--- WRITTEN REQUEST ---
Lines that hold the word "अनशन" should be located and copied.

════════

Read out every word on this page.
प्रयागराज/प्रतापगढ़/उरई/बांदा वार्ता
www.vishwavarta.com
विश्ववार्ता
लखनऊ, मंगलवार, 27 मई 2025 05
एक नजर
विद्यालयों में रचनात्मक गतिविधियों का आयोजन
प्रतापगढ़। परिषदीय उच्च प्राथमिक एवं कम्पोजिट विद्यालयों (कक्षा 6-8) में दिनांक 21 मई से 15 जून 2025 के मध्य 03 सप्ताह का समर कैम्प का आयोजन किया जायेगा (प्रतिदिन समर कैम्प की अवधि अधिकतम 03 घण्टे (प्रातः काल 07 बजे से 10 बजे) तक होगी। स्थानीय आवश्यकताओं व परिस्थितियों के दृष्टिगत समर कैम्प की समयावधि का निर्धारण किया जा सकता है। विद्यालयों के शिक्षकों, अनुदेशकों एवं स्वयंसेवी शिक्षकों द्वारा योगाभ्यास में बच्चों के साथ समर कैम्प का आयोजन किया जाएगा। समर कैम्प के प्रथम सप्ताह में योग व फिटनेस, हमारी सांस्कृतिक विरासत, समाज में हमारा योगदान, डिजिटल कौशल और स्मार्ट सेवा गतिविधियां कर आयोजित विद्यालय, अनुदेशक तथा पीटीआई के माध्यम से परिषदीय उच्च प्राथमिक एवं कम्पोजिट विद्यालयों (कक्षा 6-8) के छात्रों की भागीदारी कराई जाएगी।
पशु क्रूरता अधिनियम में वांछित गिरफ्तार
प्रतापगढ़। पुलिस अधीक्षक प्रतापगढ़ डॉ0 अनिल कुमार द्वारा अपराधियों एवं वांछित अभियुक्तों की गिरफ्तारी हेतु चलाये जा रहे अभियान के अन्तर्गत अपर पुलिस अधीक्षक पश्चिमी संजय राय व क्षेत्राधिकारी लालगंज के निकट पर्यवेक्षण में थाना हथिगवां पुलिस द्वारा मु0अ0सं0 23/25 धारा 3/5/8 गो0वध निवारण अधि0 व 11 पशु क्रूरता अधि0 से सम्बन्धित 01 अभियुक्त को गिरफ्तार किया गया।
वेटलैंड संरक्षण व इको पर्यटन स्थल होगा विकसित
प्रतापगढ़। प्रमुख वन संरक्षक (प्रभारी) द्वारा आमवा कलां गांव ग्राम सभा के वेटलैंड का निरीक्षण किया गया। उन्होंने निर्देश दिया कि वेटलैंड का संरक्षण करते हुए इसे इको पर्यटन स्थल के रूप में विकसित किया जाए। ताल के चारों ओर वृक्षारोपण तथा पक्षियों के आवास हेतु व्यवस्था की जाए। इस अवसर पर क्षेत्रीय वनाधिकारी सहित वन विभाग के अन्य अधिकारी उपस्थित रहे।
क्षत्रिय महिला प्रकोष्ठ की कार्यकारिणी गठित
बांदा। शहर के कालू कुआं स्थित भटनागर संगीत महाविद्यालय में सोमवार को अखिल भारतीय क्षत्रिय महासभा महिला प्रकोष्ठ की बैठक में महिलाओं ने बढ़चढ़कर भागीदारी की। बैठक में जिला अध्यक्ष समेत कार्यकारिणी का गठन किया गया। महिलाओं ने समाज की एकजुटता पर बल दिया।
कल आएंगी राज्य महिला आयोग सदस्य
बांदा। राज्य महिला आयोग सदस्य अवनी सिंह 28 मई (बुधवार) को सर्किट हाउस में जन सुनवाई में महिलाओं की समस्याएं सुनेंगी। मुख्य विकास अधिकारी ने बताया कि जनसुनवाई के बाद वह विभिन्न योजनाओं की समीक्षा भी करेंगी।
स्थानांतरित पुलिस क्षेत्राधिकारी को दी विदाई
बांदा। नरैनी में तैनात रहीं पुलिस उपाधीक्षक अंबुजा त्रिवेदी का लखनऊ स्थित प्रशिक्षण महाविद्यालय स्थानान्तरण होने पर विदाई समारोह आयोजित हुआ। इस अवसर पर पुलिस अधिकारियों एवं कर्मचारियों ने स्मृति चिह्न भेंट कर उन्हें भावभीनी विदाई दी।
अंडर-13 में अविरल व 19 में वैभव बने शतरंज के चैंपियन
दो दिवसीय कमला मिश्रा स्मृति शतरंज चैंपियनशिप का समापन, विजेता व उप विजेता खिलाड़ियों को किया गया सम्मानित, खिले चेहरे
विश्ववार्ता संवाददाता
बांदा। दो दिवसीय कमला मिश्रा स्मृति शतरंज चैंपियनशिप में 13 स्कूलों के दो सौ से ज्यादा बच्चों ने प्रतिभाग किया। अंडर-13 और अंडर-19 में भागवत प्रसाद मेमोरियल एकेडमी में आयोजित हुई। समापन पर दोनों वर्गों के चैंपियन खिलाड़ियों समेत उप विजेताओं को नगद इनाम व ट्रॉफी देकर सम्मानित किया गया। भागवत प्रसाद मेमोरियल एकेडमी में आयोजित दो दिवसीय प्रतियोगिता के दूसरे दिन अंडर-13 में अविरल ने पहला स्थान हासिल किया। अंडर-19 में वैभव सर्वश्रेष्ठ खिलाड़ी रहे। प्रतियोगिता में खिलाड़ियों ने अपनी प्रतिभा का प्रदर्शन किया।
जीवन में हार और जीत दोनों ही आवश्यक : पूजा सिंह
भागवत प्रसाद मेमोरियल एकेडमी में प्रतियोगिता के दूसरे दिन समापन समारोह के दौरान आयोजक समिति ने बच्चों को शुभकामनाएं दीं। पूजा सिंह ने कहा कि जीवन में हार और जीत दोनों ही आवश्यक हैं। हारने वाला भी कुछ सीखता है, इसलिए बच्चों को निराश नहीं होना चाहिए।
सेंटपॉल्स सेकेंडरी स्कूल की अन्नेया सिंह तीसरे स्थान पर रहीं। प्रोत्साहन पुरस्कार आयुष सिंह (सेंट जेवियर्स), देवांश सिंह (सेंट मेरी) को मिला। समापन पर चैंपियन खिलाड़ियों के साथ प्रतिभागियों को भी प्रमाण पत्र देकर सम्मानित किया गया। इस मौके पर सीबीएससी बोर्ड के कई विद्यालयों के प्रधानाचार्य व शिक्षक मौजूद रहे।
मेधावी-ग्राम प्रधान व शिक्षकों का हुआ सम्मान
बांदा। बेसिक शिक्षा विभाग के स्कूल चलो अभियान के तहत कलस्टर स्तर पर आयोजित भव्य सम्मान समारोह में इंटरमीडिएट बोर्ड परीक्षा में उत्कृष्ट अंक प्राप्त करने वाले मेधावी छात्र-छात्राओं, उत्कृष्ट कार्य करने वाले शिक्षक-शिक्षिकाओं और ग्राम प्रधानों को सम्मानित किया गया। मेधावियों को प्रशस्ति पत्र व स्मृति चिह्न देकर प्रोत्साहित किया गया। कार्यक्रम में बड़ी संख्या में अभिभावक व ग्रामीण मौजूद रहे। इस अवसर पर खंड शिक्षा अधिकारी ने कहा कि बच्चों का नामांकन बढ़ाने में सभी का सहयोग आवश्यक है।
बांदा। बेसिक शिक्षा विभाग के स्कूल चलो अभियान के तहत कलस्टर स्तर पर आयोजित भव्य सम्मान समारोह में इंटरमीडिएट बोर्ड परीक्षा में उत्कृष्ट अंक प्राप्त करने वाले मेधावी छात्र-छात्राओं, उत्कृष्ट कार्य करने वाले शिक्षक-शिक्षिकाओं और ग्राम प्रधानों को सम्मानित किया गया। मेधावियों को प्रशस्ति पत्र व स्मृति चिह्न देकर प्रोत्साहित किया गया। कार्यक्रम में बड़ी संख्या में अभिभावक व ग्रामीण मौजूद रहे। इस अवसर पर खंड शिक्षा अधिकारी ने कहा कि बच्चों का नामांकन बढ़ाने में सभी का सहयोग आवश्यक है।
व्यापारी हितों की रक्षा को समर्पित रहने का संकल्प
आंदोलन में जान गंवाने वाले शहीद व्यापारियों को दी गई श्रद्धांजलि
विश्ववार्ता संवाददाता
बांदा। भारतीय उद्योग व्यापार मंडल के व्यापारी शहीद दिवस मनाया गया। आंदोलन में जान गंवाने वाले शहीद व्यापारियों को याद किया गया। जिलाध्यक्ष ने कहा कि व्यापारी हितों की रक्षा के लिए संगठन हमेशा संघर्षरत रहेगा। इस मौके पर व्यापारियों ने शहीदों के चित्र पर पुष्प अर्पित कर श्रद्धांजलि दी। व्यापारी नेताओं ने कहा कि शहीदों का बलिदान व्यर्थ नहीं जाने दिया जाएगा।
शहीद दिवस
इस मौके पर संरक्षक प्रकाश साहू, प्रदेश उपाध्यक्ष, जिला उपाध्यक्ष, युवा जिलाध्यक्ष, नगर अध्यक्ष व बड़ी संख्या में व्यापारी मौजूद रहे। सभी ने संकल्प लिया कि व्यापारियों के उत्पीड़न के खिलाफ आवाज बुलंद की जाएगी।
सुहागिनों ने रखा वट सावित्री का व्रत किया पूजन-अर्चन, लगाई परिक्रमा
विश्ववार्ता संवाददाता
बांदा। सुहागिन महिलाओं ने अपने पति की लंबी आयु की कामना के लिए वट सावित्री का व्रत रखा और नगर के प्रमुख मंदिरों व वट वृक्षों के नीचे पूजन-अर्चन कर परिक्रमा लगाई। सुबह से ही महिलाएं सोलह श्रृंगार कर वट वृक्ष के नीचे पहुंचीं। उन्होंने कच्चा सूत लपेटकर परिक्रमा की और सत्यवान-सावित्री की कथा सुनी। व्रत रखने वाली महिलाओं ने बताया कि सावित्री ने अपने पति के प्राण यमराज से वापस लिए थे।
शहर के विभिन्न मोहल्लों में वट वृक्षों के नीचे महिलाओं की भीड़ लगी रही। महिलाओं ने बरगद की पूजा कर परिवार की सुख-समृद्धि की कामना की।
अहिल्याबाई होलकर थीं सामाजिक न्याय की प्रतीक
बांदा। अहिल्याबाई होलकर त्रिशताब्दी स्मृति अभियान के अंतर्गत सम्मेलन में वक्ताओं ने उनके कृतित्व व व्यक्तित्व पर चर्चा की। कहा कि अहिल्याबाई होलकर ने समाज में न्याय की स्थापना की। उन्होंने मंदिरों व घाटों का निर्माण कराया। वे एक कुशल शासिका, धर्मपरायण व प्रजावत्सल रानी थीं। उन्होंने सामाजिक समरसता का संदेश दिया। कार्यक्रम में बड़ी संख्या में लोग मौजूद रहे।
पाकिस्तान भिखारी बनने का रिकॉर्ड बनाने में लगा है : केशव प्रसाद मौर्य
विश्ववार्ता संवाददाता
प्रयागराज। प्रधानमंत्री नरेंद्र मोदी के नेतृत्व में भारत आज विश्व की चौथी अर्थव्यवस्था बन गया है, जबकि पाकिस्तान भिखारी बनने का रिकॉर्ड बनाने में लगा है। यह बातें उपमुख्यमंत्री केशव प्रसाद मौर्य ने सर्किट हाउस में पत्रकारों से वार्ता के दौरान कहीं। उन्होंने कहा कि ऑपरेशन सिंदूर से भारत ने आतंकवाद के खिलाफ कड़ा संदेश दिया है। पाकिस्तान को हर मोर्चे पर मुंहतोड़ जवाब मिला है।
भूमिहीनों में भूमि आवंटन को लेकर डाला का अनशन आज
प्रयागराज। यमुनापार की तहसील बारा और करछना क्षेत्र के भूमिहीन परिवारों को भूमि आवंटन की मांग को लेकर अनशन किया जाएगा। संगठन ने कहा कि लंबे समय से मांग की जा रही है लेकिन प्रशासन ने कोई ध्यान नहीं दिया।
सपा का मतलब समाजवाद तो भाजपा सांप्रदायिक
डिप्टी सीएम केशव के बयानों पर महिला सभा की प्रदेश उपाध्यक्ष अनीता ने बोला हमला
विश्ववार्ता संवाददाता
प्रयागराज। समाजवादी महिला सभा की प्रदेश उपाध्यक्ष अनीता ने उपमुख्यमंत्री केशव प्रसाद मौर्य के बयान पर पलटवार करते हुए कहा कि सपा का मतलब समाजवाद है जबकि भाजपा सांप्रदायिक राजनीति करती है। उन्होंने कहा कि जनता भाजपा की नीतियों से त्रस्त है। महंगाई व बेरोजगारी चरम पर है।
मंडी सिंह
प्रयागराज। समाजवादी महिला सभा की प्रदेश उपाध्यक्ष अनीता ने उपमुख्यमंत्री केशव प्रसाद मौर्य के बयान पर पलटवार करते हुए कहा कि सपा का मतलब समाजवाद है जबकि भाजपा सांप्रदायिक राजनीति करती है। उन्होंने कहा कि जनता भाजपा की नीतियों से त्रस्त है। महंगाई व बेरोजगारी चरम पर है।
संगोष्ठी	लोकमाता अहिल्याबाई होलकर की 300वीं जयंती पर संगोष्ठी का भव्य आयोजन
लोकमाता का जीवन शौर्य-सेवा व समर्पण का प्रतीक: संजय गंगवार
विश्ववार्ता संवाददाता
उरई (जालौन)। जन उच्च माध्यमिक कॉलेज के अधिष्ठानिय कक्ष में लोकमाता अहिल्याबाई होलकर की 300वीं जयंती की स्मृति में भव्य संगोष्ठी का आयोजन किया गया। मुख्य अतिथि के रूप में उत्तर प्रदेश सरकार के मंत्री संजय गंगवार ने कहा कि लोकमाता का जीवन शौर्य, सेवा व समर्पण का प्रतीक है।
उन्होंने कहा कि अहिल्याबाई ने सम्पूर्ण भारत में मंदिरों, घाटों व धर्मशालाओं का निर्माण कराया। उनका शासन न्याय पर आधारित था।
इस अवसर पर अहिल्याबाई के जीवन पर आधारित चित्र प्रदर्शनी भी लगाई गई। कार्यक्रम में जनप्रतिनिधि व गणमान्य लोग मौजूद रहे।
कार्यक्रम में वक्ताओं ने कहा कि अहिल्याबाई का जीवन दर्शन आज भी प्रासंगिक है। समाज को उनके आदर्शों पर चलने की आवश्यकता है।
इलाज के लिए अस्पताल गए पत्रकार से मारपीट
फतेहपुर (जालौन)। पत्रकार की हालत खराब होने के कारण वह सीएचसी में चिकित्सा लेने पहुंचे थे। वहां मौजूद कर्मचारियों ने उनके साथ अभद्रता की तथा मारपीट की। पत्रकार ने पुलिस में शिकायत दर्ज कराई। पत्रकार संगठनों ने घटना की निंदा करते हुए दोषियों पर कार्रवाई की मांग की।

════════

--- RESPONSE TO THIS TASK ---
भूमिहीनों में भूमि आवंटन को लेकर डाला का अनशन आज
प्रयागराज। यमुनापार की तहसील बारा और करछना क्षेत्र के भूमिहीन परिवारों को भूमि आवंटन की मांग को लेकर अनशन किया जाएगा। संगठन ने कहा कि लंबे समय से मांग की जा रही है लेकिन प्रशासन ने कोई ध्यान नहीं दिया।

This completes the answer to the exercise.